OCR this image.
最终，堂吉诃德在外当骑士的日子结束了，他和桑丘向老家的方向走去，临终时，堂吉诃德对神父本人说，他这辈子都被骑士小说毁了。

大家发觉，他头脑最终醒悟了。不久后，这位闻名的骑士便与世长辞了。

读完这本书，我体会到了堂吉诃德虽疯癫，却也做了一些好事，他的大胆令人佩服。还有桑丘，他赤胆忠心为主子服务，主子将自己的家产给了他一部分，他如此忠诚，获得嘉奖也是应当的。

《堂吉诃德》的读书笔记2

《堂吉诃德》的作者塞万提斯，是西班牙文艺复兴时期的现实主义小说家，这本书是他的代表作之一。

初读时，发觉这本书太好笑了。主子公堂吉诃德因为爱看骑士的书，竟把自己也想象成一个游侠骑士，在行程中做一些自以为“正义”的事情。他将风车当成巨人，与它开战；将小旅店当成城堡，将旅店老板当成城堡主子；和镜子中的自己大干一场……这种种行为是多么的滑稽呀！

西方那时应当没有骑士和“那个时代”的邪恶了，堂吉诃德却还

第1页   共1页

^^^^^^^^

* [EXERCISE BRIEF]: Copy out the whole listing, exactly as written.

* [TASK ANSWER]:
OCR this image.
最终，堂吉诃德在外当骑士的日子结束了，他和桑丘向老家的方向走去，临终时，堂吉诃德对神父本人说，他这辈子都被骑士小说毁了。

大家发觉，他头脑最终醒悟了。不久后，这位闻名的骑士便与世长辞了。

读完这本书，我体会到了堂吉诃德虽疯癫，却也做了一些好事，他的大胆令人佩服。还有桑丘，他赤胆忠心为主子服务，主子将自己的家产给了他一部分，他如此忠诚，获得嘉奖也是应当的。

《堂吉诃德》的读书笔记2

《堂吉诃德》的作者塞万提斯，是西班牙文艺复兴时期的现实主义小说家，这本书是他的代表作之一。

初读时，发觉这本书太好笑了。主子公堂吉诃德因为爱看骑士的书，竟把自己也想象成一个游侠骑士，在行程中做一些自以为“正义”的事情。他将风车当成巨人，与它开战；将小旅店当成城堡，将旅店老板当成城堡主子；和镜子中的自己大干一场……这种种行为是多么的滑稽呀！

西方那时应当没有骑士和“那个时代”的邪恶了，堂吉诃德却还

第1页   共1页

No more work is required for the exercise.